### [Stated problem]
Each line that contains the string "text" counts once; report how many such lines appear in the data, as a number only.

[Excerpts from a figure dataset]

* * * * * * *

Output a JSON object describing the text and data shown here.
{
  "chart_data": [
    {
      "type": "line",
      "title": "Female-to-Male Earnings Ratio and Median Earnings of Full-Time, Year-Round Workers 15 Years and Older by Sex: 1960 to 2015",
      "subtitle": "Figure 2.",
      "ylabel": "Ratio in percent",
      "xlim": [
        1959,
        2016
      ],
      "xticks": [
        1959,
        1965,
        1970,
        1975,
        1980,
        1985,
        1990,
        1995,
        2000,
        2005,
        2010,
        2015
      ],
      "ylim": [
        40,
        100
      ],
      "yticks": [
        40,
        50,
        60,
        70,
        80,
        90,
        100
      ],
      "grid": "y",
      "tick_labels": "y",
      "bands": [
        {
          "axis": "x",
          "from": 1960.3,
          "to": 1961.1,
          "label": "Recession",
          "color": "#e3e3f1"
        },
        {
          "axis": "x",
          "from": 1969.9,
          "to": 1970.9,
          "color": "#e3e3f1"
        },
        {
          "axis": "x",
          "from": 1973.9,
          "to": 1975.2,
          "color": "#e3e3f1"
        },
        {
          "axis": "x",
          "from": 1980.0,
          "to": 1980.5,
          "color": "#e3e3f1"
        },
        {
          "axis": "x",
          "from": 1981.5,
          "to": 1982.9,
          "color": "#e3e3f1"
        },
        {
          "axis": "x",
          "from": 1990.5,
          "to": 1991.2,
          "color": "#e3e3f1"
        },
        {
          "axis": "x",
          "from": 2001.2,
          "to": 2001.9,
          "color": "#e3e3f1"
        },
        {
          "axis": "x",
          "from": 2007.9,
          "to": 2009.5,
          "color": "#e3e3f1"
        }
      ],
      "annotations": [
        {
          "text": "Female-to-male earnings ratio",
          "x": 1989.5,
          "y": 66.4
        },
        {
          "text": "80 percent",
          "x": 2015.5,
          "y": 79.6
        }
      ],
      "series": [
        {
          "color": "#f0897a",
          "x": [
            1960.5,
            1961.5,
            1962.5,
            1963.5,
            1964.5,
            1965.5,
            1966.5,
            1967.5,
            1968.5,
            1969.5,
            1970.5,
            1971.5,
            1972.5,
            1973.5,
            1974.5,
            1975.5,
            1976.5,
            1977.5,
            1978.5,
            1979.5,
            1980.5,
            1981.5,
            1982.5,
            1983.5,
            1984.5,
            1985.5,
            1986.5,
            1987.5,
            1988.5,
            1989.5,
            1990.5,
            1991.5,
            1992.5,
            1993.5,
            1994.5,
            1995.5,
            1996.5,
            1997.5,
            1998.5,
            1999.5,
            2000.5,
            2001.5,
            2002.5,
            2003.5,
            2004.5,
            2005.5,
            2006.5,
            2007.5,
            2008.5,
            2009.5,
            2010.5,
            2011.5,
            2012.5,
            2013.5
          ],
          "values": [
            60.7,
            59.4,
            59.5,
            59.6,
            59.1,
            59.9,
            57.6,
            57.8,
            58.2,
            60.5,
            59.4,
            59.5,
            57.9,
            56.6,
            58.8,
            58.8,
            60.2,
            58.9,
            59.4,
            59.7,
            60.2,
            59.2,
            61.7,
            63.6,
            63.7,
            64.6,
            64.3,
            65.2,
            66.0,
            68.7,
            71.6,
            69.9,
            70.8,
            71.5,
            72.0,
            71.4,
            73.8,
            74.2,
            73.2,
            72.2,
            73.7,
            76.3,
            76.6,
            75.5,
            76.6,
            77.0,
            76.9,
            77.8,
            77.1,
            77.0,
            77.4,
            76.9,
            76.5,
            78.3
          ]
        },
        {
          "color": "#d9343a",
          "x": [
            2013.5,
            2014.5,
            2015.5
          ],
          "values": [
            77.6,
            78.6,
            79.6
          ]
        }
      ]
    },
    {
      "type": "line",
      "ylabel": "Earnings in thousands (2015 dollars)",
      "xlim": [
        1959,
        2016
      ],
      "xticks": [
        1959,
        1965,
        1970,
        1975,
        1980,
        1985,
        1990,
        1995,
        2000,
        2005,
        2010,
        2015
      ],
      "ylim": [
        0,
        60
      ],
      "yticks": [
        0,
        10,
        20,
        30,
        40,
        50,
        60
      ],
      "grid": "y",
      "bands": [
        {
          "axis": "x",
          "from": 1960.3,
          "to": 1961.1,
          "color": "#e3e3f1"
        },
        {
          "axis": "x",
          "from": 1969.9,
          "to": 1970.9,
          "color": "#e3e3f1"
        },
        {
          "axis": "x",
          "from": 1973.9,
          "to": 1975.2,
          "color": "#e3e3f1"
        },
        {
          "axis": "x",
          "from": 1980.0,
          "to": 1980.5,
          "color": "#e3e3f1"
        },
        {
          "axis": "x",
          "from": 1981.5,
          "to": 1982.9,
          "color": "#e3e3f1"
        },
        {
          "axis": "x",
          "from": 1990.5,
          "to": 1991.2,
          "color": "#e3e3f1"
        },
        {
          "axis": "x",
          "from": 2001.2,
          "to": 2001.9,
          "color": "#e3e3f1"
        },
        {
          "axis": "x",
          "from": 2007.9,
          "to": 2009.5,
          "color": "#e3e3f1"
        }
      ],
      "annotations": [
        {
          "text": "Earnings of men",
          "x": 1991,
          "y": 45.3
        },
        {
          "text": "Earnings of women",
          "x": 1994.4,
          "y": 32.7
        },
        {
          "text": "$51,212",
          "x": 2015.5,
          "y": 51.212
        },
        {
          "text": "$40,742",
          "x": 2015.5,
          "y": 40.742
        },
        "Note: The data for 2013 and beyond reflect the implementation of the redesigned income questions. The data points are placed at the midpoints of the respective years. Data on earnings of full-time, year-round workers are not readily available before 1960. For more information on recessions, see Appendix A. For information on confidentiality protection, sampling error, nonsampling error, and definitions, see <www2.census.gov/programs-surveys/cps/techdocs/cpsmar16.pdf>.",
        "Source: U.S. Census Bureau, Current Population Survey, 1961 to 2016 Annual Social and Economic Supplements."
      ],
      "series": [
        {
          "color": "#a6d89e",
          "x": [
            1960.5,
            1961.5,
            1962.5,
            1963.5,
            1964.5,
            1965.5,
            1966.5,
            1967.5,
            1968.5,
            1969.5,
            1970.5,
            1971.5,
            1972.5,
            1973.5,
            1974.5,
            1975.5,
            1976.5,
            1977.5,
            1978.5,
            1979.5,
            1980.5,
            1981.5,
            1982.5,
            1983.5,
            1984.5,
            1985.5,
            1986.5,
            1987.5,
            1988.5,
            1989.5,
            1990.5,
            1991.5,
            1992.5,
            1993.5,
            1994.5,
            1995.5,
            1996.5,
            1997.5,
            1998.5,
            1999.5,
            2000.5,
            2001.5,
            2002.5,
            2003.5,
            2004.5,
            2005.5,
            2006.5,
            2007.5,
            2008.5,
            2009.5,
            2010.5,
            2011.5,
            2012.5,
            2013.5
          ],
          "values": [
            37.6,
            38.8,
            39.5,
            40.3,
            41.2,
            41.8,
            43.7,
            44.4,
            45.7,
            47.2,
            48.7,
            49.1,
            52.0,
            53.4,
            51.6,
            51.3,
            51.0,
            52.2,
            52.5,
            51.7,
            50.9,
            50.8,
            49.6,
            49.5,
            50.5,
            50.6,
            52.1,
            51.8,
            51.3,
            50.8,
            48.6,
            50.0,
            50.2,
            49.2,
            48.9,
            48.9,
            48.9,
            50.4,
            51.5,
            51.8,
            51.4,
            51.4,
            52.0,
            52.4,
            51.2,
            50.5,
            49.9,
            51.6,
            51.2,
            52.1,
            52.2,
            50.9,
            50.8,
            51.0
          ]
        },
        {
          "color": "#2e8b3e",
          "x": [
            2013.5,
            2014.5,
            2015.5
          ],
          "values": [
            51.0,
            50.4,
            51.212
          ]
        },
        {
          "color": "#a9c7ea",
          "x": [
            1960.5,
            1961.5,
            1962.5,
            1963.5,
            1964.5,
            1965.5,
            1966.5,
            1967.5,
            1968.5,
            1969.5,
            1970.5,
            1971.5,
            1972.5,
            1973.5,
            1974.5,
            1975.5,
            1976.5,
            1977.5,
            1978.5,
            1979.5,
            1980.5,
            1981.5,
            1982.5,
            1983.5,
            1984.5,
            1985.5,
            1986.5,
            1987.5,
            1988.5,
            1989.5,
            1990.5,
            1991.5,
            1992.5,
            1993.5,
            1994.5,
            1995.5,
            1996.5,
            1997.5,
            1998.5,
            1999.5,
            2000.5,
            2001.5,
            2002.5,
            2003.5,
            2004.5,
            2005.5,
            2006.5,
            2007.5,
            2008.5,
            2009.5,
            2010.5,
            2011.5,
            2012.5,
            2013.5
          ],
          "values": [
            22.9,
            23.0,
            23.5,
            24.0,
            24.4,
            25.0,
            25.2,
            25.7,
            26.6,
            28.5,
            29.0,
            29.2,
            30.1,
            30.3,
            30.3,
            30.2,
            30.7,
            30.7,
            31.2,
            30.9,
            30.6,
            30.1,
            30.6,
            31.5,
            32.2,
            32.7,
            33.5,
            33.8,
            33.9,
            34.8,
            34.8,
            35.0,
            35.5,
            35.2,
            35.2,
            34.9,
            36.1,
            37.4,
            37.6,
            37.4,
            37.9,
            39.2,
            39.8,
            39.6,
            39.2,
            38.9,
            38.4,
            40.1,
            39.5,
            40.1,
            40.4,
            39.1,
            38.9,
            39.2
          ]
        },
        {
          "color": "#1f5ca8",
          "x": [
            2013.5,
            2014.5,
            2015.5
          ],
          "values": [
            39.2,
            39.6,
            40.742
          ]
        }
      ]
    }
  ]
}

* * * * * * *

### [Task result]
7